ENTRIES SHOWN:

╔══

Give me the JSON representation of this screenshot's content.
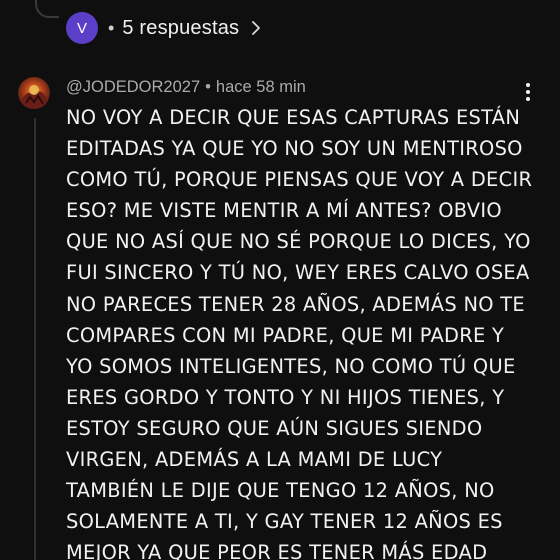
{
  "replies": {
    "avatar_letter": "V",
    "dot": "•",
    "label": "5 respuestas",
    "avatar_color": "#5b3fc9"
  },
  "comment": {
    "author": "@JODEDOR2027",
    "separator": "•",
    "time": "hace 58 min",
    "text": "NO VOY A DECIR QUE ESAS CAPTURAS ESTÁN\nEDITADAS YA QUE YO NO SOY UN MENTIROSO\nCOMO TÚ, PORQUE PIENSAS QUE VOY A DECIR\nESO? ME VISTE MENTIR A MÍ ANTES? OBVIO\nQUE NO ASÍ QUE NO SÉ PORQUE LO DICES, YO\nFUI SINCERO Y TÚ NO, WEY ERES CALVO OSEA\nNO PARECES TENER 28 AÑOS, ADEMÁS NO TE\nCOMPARES CON MI PADRE, QUE MI PADRE Y\nYO SOMOS INTELIGENTES, NO COMO TÚ QUE\nERES GORDO Y TONTO Y NI HIJOS TIENES, Y\nESTOY SEGURO QUE AÚN SIGUES SIENDO\nVIRGEN, ADEMÁS A LA MAMI DE LUCY\nTAMBIÉN LE DIJE QUE TENGO 12 AÑOS, NO\nSOLAMENTE A TI, Y GAY TENER 12 AÑOS ES\nMEJOR YA QUE PEOR ES TENER MÁS EDAD"
  },
  "icons": {
    "chevron": "chevron-right-icon",
    "menu": "more-vert-icon"
  },
  "colors": {
    "background": "#0f0f0f",
    "text": "#f1f1f1",
    "secondary_text": "#aaaaaa"
  }
}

╚══

WHAT IS ASKED: Copy the data character for character, but drop all pictures from the copy.

OUTPUT OF THE TASK:
Give me the JSON representation of this screenshot's content.
{
  "replies": {
    "avatar_letter": "V",
    "dot": "•",
    "label": "5 respuestas",
    "avatar_color": "#5b3fc9"
  },
  "comment": {
    "author": "@JODEDOR2027",
    "separator": "•",
    "time": "hace 58 min",
    "text": "NO VOY A DECIR QUE ESAS CAPTURAS ESTÁN\nEDITADAS YA QUE YO NO SOY UN MENTIROSO\nCOMO TÚ, PORQUE PIENSAS QUE VOY A DECIR\nESO? ME VISTE MENTIR A MÍ ANTES? OBVIO\nQUE NO ASÍ QUE NO SÉ PORQUE LO DICES, YO\nFUI SINCERO Y TÚ NO, WEY ERES CALVO OSEA\nNO PARECES TENER 28 AÑOS, ADEMÁS NO TE\nCOMPARES CON MI PADRE, QUE MI PADRE Y\nYO SOMOS INTELIGENTES, NO COMO TÚ QUE\nERES GORDO Y TONTO Y NI HIJOS TIENES, Y\nESTOY SEGURO QUE AÚN SIGUES SIENDO\nVIRGEN, ADEMÁS A LA MAMI DE LUCY\nTAMBIÉN LE DIJE QUE TENGO 12 AÑOS, NO\nSOLAMENTE A TI, Y GAY TENER 12 AÑOS ES\nMEJOR YA QUE PEOR ES TENER MÁS EDAD"
  },
  "icons": {
    "chevron": "chevron-right-icon",
    "menu": "more-vert-icon"
  },
  "colors": {
    "background": "#0f0f0f",
    "text": "#f1f1f1",
    "secondary_text": "#aaaaaa"
  }
}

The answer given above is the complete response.